Saved entries:
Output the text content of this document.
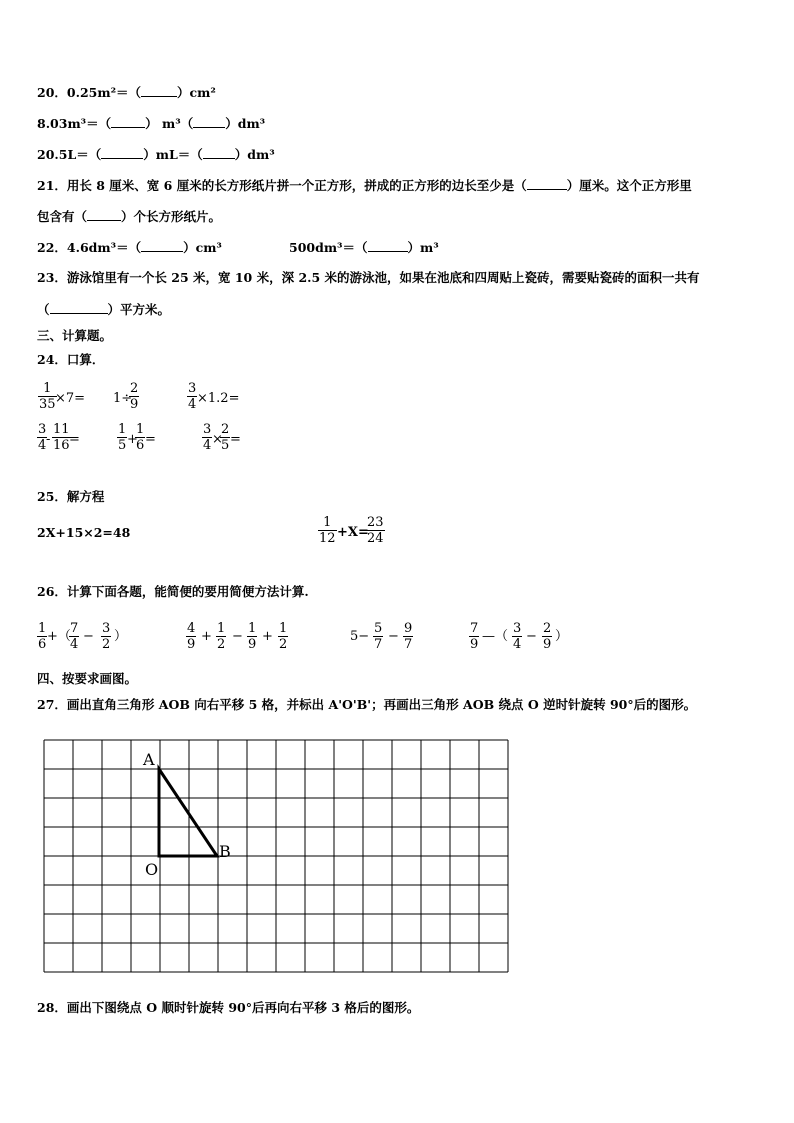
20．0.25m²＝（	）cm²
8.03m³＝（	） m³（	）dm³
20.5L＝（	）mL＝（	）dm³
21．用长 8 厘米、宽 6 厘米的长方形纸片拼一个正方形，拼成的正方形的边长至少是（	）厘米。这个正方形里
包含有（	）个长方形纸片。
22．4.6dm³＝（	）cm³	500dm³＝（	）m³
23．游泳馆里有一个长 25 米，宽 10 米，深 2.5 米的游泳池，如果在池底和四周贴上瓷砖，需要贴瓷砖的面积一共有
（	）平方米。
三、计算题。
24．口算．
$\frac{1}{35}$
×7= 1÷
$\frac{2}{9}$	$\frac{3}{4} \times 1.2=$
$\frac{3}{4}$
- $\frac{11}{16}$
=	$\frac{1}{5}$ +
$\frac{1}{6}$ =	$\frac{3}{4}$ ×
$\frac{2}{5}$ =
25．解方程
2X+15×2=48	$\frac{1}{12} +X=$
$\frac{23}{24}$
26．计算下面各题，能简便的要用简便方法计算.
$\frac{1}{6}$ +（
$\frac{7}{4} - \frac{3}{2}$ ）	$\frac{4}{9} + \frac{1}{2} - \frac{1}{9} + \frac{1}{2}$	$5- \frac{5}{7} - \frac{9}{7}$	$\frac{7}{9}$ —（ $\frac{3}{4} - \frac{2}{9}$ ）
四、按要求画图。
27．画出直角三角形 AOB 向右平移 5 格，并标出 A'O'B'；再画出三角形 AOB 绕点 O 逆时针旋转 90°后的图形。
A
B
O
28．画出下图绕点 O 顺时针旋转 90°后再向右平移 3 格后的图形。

> **Given exercise**: Each line holding "frac" must be found and copied.

> **Exercise response**:
$\frac{1}{35}$
$\frac{2}{9}$	$\frac{3}{4} \times 1.2=$
$\frac{3}{4}$
- $\frac{11}{16}$
=	$\frac{1}{5}$ +
$\frac{1}{6}$ =	$\frac{3}{4}$ ×
$\frac{2}{5}$ =
2X+15×2=48	$\frac{1}{12} +X=$
$\frac{23}{24}$
$\frac{1}{6}$ +（
$\frac{7}{4} - \frac{3}{2}$ ）	$\frac{4}{9} + \frac{1}{2} - \frac{1}{9} + \frac{1}{2}$	$5- \frac{5}{7} - \frac{9}{7}$	$\frac{7}{9}$ —（ $\frac{3}{4} - \frac{2}{9}$ ）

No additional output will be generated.